▶ [What the task requires]: Check each line of the records below and collect those that include the word "svetlá".

========

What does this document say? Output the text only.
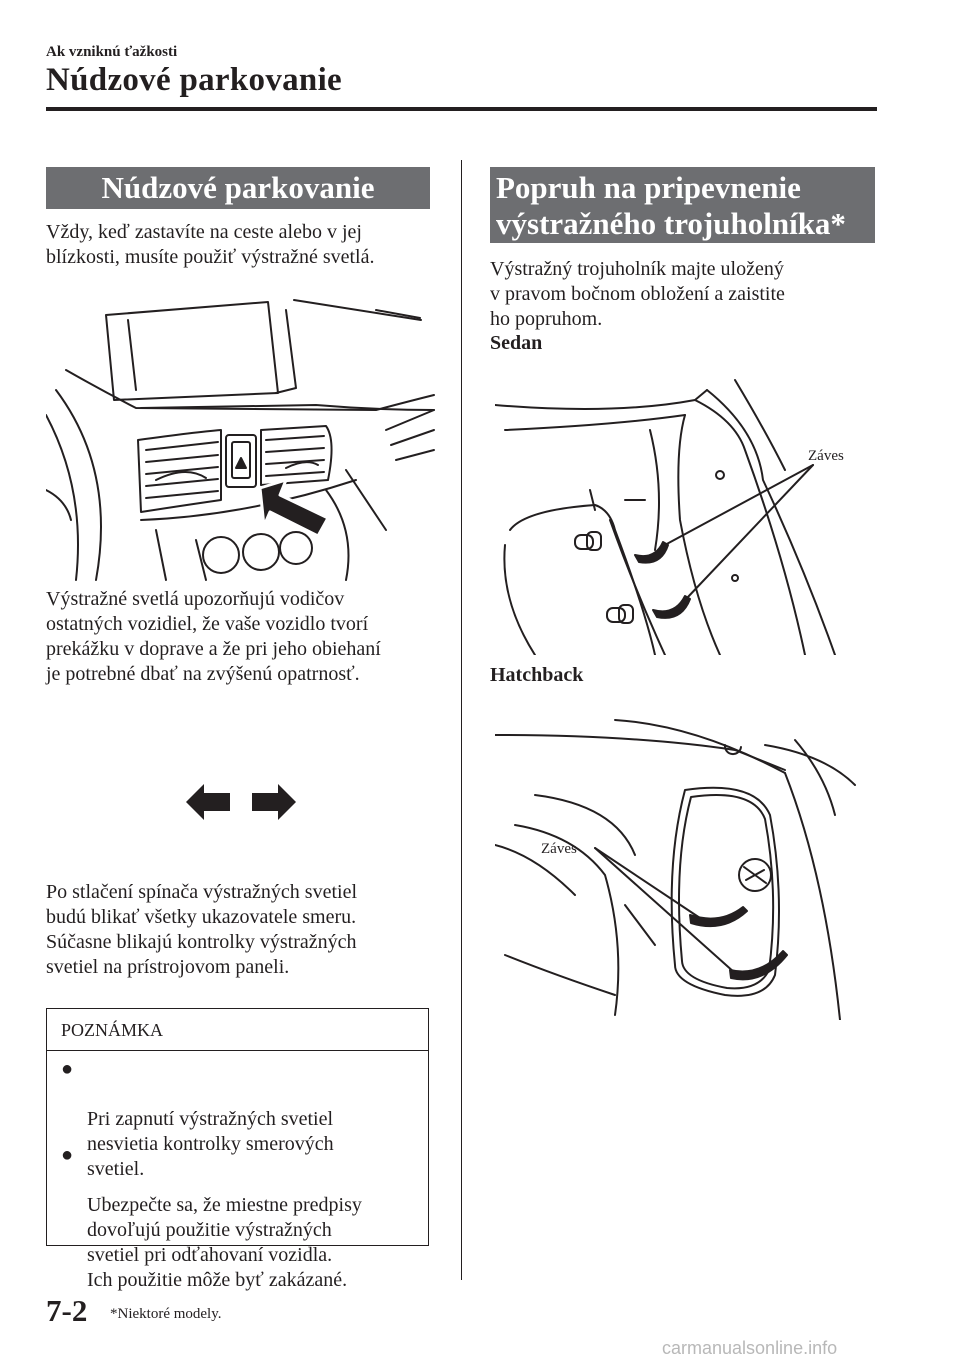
Ak vzniknú ťažkosti
Núdzové parkovanie
Núdzové parkovanie
Vždy, keď zastavíte na ceste alebo v jej
blízkosti, musíte použiť výstražné svetlá.
Výstražné svetlá upozorňujú vodičov
ostatných vozidiel, že vaše vozidlo tvorí
prekážku v doprave a že pri jeho obiehaní
je potrebné dbať na zvýšenú opatrnosť.
Po stlačení spínača výstražných svetiel
budú blikať všetky ukazovatele smeru.
Súčasne blikajú kontrolky výstražných
svetiel na prístrojovom paneli.
POZNÁMKA

●

Pri zapnutí výstražných svetiel
nesvietia kontrolky smerových
svetiel.

●

Ubezpečte sa, že miestne predpisy
dovoľujú použitie výstražných
svetiel pri odťahovaní vozidla.
Ich použitie môže byť zakázané.

Popruh na pripevnenie
výstražného trojuholníka*
Výstražný trojuholník majte uložený
v pravom bočnom obložení a zaistite
ho popruhom.
Sedan
Záves
Hatchback
Záves
7-2 *Niektoré modely.
carmanualsonline.info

========

▶ [Result of this task]:
blízkosti, musíte použiť výstražné svetlá.
Výstražné svetlá upozorňujú vodičov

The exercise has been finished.